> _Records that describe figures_
===============

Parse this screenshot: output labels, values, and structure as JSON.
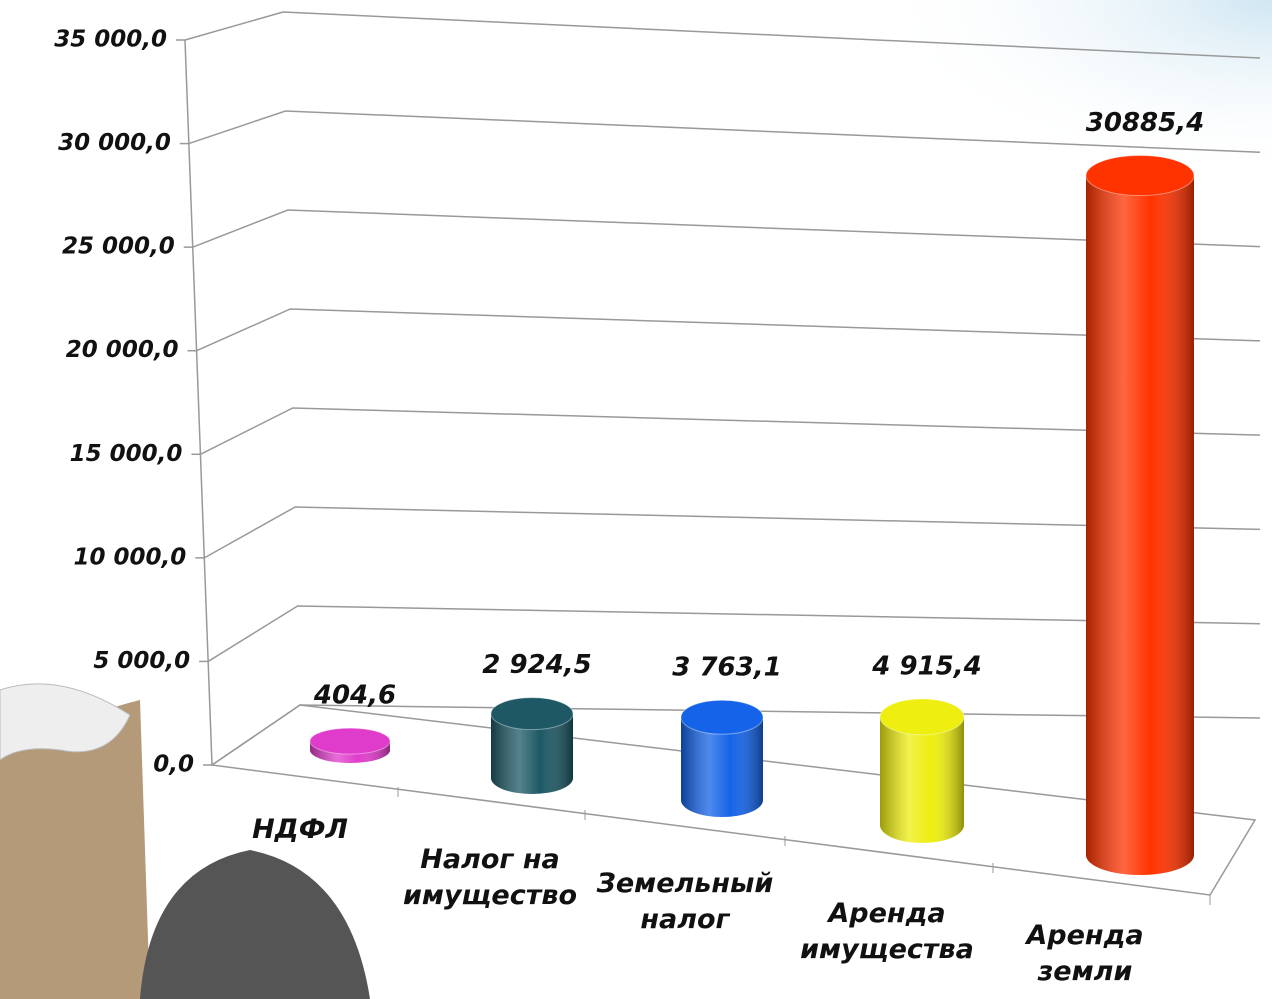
{
  "chart_data": {
    "type": "bar",
    "categories": [
      "НДФЛ",
      "Налог на имущество",
      "Земельный налог",
      "Аренда имущества",
      "Аренда земли"
    ],
    "values": [
      404.6,
      2924.5,
      3763.1,
      4915.4,
      30885.4
    ],
    "value_labels": [
      "404,6",
      "2 924,5",
      "3 763,1",
      "4 915,4",
      "30885,4"
    ],
    "colors": [
      "#e03ccb",
      "#1d5864",
      "#1463e8",
      "#eeee10",
      "#ff3300"
    ],
    "ylim": [
      0,
      35000
    ],
    "yticks": [
      {
        "value": 0,
        "label": "0,0"
      },
      {
        "value": 5000,
        "label": "5 000,0"
      },
      {
        "value": 10000,
        "label": "10 000,0"
      },
      {
        "value": 15000,
        "label": "15 000,0"
      },
      {
        "value": 20000,
        "label": "20 000,0"
      },
      {
        "value": 25000,
        "label": "25 000,0"
      },
      {
        "value": 30000,
        "label": "30 000,0"
      },
      {
        "value": 35000,
        "label": "35 000,0"
      }
    ],
    "grid": true
  }
}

===============

> _WRITTEN EXERCISE_
Leave out the pictures and copy everything else in the records word for word.

> _COMPLETED EXERCISE_
Parse this screenshot: output labels, values, and structure as JSON.
{
  "chart_data": {
    "type": "bar",
    "categories": [
      "НДФЛ",
      "Налог на имущество",
      "Земельный налог",
      "Аренда имущества",
      "Аренда земли"
    ],
    "values": [
      404.6,
      2924.5,
      3763.1,
      4915.4,
      30885.4
    ],
    "value_labels": [
      "404,6",
      "2 924,5",
      "3 763,1",
      "4 915,4",
      "30885,4"
    ],
    "colors": [
      "#e03ccb",
      "#1d5864",
      "#1463e8",
      "#eeee10",
      "#ff3300"
    ],
    "ylim": [
      0,
      35000
    ],
    "yticks": [
      {
        "value": 0,
        "label": "0,0"
      },
      {
        "value": 5000,
        "label": "5 000,0"
      },
      {
        "value": 10000,
        "label": "10 000,0"
      },
      {
        "value": 15000,
        "label": "15 000,0"
      },
      {
        "value": 20000,
        "label": "20 000,0"
      },
      {
        "value": 25000,
        "label": "25 000,0"
      },
      {
        "value": 30000,
        "label": "30 000,0"
      },
      {
        "value": 35000,
        "label": "35 000,0"
      }
    ],
    "grid": true
  }
}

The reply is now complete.